═════ Material provided

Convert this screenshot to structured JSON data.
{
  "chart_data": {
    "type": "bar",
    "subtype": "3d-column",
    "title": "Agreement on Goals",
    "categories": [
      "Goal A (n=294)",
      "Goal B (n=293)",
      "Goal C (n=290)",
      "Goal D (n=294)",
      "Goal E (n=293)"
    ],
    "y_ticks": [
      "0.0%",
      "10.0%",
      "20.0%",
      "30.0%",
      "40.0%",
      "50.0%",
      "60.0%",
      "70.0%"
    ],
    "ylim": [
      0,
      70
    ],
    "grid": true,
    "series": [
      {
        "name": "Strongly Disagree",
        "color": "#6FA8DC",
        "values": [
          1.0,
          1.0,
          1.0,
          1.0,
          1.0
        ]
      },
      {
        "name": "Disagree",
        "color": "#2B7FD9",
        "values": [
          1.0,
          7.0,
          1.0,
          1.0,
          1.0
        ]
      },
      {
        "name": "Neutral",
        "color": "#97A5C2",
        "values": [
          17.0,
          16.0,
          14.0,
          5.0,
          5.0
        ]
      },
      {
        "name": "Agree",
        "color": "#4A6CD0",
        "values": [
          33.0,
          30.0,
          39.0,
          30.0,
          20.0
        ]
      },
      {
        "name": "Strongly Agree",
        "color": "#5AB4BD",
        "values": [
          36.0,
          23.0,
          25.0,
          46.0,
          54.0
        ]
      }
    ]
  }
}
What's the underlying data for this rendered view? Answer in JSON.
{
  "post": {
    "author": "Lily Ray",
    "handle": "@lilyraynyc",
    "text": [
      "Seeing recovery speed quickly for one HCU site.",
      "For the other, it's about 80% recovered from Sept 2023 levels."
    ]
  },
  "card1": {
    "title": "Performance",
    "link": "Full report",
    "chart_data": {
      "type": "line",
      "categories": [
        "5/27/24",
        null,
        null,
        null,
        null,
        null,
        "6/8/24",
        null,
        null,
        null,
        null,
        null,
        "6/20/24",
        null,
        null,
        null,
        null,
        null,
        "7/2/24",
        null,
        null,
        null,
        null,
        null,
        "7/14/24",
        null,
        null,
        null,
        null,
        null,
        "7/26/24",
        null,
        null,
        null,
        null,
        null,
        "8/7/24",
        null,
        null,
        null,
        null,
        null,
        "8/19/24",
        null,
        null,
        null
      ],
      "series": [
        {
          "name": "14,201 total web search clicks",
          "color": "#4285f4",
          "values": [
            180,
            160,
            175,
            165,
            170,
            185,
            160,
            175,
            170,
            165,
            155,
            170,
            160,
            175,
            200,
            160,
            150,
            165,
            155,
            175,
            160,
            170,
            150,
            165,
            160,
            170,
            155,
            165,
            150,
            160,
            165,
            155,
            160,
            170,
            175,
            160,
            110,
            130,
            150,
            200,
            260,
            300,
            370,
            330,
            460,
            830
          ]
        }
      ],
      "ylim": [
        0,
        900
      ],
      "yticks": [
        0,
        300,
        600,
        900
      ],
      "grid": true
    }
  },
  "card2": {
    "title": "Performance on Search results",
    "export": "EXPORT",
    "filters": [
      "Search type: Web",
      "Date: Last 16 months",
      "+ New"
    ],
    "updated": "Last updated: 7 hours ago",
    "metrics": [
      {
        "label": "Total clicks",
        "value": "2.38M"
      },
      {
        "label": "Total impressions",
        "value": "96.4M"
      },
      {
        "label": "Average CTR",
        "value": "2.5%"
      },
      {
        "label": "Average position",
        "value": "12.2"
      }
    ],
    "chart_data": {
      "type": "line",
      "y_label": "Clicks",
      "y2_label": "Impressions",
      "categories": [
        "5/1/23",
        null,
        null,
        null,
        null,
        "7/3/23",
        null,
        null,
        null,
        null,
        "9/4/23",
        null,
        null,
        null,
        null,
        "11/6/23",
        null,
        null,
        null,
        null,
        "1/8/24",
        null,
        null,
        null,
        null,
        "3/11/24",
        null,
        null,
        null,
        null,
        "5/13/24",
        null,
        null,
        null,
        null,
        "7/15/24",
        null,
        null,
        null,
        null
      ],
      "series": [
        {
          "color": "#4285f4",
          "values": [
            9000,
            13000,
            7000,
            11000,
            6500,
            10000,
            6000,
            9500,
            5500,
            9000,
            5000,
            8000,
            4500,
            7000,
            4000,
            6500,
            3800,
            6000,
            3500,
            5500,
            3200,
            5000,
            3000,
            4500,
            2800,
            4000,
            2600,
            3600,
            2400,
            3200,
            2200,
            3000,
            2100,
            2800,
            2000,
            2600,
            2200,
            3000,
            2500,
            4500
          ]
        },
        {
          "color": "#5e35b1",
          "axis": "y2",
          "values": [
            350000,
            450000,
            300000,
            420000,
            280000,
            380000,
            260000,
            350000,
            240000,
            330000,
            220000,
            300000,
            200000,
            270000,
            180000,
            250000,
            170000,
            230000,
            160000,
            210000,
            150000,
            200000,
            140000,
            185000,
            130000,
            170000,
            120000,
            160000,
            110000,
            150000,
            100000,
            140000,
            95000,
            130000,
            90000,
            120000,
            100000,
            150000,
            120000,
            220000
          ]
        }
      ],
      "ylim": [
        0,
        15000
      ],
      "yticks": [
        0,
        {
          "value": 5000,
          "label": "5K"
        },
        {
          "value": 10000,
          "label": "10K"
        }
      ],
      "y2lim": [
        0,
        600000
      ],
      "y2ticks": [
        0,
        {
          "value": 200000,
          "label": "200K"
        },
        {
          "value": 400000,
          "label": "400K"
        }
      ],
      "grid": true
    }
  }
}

══════════

Aim of the exercise » Output all of the material exactly as written.

Output for this exercise »
Convert this screenshot to structured JSON data.
{
  "chart_data": {
    "type": "bar",
    "subtype": "3d-column",
    "title": "Agreement on Goals",
    "categories": [
      "Goal A (n=294)",
      "Goal B (n=293)",
      "Goal C (n=290)",
      "Goal D (n=294)",
      "Goal E (n=293)"
    ],
    "y_ticks": [
      "0.0%",
      "10.0%",
      "20.0%",
      "30.0%",
      "40.0%",
      "50.0%",
      "60.0%",
      "70.0%"
    ],
    "ylim": [
      0,
      70
    ],
    "grid": true,
    "series": [
      {
        "name": "Strongly Disagree",
        "color": "#6FA8DC",
        "values": [
          1.0,
          1.0,
          1.0,
          1.0,
          1.0
        ]
      },
      {
        "name": "Disagree",
        "color": "#2B7FD9",
        "values": [
          1.0,
          7.0,
          1.0,
          1.0,
          1.0
        ]
      },
      {
        "name": "Neutral",
        "color": "#97A5C2",
        "values": [
          17.0,
          16.0,
          14.0,
          5.0,
          5.0
        ]
      },
      {
        "name": "Agree",
        "color": "#4A6CD0",
        "values": [
          33.0,
          30.0,
          39.0,
          30.0,
          20.0
        ]
      },
      {
        "name": "Strongly Agree",
        "color": "#5AB4BD",
        "values": [
          36.0,
          23.0,
          25.0,
          46.0,
          54.0
        ]
      }
    ]
  }
}
What's the underlying data for this rendered view? Answer in JSON.
{
  "post": {
    "author": "Lily Ray",
    "handle": "@lilyraynyc",
    "text": [
      "Seeing recovery speed quickly for one HCU site.",
      "For the other, it's about 80% recovered from Sept 2023 levels."
    ]
  },
  "card1": {
    "title": "Performance",
    "link": "Full report",
    "chart_data": {
      "type": "line",
      "categories": [
        "5/27/24",
        null,
        null,
        null,
        null,
        null,
        "6/8/24",
        null,
        null,
        null,
        null,
        null,
        "6/20/24",
        null,
        null,
        null,
        null,
        null,
        "7/2/24",
        null,
        null,
        null,
        null,
        null,
        "7/14/24",
        null,
        null,
        null,
        null,
        null,
        "7/26/24",
        null,
        null,
        null,
        null,
        null,
        "8/7/24",
        null,
        null,
        null,
        null,
        null,
        "8/19/24",
        null,
        null,
        null
      ],
      "series": [
        {
          "name": "14,201 total web search clicks",
          "color": "#4285f4",
          "values": [
            180,
            160,
            175,
            165,
            170,
            185,
            160,
            175,
            170,
            165,
            155,
            170,
            160,
            175,
            200,
            160,
            150,
            165,
            155,
            175,
            160,
            170,
            150,
            165,
            160,
            170,
            155,
            165,
            150,
            160,
            165,
            155,
            160,
            170,
            175,
            160,
            110,
            130,
            150,
            200,
            260,
            300,
            370,
            330,
            460,
            830
          ]
        }
      ],
      "ylim": [
        0,
        900
      ],
      "yticks": [
        0,
        300,
        600,
        900
      ],
      "grid": true
    }
  },
  "card2": {
    "title": "Performance on Search results",
    "export": "EXPORT",
    "filters": [
      "Search type: Web",
      "Date: Last 16 months",
      "+ New"
    ],
    "updated": "Last updated: 7 hours ago",
    "metrics": [
      {
        "label": "Total clicks",
        "value": "2.38M"
      },
      {
        "label": "Total impressions",
        "value": "96.4M"
      },
      {
        "label": "Average CTR",
        "value": "2.5%"
      },
      {
        "label": "Average position",
        "value": "12.2"
      }
    ],
    "chart_data": {
      "type": "line",
      "y_label": "Clicks",
      "y2_label": "Impressions",
      "categories": [
        "5/1/23",
        null,
        null,
        null,
        null,
        "7/3/23",
        null,
        null,
        null,
        null,
        "9/4/23",
        null,
        null,
        null,
        null,
        "11/6/23",
        null,
        null,
        null,
        null,
        "1/8/24",
        null,
        null,
        null,
        null,
        "3/11/24",
        null,
        null,
        null,
        null,
        "5/13/24",
        null,
        null,
        null,
        null,
        "7/15/24",
        null,
        null,
        null,
        null
      ],
      "series": [
        {
          "color": "#4285f4",
          "values": [
            9000,
            13000,
            7000,
            11000,
            6500,
            10000,
            6000,
            9500,
            5500,
            9000,
            5000,
            8000,
            4500,
            7000,
            4000,
            6500,
            3800,
            6000,
            3500,
            5500,
            3200,
            5000,
            3000,
            4500,
            2800,
            4000,
            2600,
            3600,
            2400,
            3200,
            2200,
            3000,
            2100,
            2800,
            2000,
            2600,
            2200,
            3000,
            2500,
            4500
          ]
        },
        {
          "color": "#5e35b1",
          "axis": "y2",
          "values": [
            350000,
            450000,
            300000,
            420000,
            280000,
            380000,
            260000,
            350000,
            240000,
            330000,
            220000,
            300000,
            200000,
            270000,
            180000,
            250000,
            170000,
            230000,
            160000,
            210000,
            150000,
            200000,
            140000,
            185000,
            130000,
            170000,
            120000,
            160000,
            110000,
            150000,
            100000,
            140000,
            95000,
            130000,
            90000,
            120000,
            100000,
            150000,
            120000,
            220000
          ]
        }
      ],
      "ylim": [
        0,
        15000
      ],
      "yticks": [
        0,
        {
          "value": 5000,
          "label": "5K"
        },
        {
          "value": 10000,
          "label": "10K"
        }
      ],
      "y2lim": [
        0,
        600000
      ],
      "y2ticks": [
        0,
        {
          "value": 200000,
          "label": "200K"
        },
        {
          "value": 400000,
          "label": "400K"
        }
      ],
      "grid": true
    }
  }
}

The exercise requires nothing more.